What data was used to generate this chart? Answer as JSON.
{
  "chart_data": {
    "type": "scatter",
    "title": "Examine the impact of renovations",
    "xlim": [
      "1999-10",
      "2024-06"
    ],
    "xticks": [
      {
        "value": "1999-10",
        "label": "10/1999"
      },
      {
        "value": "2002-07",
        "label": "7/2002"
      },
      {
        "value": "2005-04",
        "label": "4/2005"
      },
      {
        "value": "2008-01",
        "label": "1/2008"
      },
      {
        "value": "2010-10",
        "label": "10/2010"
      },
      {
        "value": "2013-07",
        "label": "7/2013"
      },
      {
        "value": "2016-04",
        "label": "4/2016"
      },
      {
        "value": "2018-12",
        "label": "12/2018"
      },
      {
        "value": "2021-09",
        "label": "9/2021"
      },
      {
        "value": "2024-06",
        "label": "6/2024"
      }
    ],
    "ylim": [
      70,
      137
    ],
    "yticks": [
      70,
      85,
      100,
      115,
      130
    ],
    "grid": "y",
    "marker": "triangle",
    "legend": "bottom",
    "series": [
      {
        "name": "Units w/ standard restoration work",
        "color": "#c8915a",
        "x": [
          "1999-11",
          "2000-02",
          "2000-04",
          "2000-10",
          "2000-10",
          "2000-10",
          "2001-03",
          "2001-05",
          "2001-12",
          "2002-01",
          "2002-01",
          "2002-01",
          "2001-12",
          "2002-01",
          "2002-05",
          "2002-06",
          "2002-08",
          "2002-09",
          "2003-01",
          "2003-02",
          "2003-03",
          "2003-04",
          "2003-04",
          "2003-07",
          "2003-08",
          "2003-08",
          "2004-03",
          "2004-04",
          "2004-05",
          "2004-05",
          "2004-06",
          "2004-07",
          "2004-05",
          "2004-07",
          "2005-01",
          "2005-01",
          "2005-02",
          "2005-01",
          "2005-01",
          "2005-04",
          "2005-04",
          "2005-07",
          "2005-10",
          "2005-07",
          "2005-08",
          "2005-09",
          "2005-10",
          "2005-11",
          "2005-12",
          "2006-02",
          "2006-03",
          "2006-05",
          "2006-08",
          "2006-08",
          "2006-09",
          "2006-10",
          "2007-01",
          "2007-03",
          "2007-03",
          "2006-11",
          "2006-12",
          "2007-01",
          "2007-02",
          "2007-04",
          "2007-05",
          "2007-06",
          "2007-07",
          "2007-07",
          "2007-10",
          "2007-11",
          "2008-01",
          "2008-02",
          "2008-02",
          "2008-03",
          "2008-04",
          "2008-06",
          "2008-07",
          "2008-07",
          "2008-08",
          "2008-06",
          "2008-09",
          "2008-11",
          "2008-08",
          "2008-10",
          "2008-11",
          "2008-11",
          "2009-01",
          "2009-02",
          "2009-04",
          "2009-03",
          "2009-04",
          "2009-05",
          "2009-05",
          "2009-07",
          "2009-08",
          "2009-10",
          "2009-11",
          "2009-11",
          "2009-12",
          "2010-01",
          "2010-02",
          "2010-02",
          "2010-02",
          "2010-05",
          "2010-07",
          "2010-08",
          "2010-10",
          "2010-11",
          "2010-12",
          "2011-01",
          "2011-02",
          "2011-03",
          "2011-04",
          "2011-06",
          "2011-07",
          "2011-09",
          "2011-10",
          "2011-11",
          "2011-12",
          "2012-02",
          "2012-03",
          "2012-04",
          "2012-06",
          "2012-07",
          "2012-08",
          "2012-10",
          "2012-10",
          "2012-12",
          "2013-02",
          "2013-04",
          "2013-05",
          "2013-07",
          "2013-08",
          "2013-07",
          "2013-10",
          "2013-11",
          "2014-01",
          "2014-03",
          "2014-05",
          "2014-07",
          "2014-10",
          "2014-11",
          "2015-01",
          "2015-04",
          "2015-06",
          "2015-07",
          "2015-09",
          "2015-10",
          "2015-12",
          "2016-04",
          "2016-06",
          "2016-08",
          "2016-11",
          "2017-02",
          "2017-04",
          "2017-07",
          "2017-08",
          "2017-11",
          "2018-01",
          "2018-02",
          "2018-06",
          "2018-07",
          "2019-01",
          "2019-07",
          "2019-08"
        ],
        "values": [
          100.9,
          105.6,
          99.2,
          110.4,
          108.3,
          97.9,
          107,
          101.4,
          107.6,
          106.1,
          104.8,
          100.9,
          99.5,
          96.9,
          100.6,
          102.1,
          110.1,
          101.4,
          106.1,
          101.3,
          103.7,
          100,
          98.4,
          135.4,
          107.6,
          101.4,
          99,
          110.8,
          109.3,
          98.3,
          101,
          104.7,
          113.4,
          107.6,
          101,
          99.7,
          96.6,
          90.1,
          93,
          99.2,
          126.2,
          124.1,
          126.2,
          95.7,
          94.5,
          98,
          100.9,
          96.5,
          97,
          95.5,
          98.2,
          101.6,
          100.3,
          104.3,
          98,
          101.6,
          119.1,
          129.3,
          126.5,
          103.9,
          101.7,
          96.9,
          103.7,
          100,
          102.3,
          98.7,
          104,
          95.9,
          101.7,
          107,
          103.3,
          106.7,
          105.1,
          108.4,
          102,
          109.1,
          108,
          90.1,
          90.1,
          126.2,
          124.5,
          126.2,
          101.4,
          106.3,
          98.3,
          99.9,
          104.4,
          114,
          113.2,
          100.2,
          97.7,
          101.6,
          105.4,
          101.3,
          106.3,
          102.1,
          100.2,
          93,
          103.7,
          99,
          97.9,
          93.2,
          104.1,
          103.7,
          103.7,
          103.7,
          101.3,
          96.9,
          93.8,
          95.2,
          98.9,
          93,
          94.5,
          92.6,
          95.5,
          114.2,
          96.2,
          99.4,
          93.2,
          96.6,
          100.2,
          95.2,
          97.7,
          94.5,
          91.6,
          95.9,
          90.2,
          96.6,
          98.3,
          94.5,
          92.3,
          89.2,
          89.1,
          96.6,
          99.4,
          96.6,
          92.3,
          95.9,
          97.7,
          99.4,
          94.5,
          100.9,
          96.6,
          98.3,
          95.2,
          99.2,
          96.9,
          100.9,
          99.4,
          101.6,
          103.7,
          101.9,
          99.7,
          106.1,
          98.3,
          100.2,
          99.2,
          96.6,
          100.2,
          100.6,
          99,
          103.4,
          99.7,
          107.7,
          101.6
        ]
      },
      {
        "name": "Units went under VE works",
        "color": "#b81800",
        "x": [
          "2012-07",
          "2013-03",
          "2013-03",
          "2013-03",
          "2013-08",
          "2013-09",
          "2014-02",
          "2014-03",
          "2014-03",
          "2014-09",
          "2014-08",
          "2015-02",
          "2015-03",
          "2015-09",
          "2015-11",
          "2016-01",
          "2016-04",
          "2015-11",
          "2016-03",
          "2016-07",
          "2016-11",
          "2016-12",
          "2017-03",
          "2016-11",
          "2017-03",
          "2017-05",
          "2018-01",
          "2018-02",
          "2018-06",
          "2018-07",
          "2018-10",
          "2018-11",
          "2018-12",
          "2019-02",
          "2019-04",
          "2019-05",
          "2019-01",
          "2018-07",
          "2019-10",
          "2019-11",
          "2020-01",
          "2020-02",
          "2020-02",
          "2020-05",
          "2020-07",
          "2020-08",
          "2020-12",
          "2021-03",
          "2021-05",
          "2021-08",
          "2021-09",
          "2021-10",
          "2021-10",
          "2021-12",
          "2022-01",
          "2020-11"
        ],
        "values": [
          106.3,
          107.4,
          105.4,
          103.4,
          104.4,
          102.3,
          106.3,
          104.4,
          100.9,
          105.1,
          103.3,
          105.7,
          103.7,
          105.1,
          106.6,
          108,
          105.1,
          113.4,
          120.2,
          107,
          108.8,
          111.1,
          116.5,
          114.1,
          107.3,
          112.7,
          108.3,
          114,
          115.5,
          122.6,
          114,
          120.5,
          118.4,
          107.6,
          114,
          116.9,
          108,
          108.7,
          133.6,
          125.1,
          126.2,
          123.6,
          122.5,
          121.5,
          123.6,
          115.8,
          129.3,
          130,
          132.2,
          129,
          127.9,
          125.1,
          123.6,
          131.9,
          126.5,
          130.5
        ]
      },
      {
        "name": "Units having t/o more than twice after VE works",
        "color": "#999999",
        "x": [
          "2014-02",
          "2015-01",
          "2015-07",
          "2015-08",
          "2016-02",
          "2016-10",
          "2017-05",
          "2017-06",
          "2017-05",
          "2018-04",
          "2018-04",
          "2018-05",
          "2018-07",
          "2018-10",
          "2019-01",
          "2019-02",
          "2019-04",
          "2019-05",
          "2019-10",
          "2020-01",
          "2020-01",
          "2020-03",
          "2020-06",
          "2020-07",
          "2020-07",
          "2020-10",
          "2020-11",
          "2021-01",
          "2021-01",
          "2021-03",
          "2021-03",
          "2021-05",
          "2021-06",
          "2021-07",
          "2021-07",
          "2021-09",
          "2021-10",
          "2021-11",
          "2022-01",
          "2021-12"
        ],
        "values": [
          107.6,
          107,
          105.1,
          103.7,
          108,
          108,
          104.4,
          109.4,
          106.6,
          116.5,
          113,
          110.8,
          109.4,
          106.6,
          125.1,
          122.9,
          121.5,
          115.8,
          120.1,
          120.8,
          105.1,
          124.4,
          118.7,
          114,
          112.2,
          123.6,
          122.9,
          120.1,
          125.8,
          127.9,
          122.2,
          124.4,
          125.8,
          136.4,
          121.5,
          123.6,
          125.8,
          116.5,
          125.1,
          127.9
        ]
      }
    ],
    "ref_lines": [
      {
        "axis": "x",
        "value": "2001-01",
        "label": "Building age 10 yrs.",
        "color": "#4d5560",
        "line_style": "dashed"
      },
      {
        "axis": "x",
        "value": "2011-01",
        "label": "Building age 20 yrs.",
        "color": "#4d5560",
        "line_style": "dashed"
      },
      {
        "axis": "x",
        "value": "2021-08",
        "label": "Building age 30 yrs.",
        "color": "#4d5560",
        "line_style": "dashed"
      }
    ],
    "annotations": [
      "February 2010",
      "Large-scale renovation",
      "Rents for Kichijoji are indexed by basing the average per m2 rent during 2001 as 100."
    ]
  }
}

_Job_
Scan the material above. Extract every line in which the word "name" occurs.

_Final answer_
        "name": "Units w/ standard restoration work",
        "name": "Units went under VE works",
        "name": "Units having t/o more than twice after VE works",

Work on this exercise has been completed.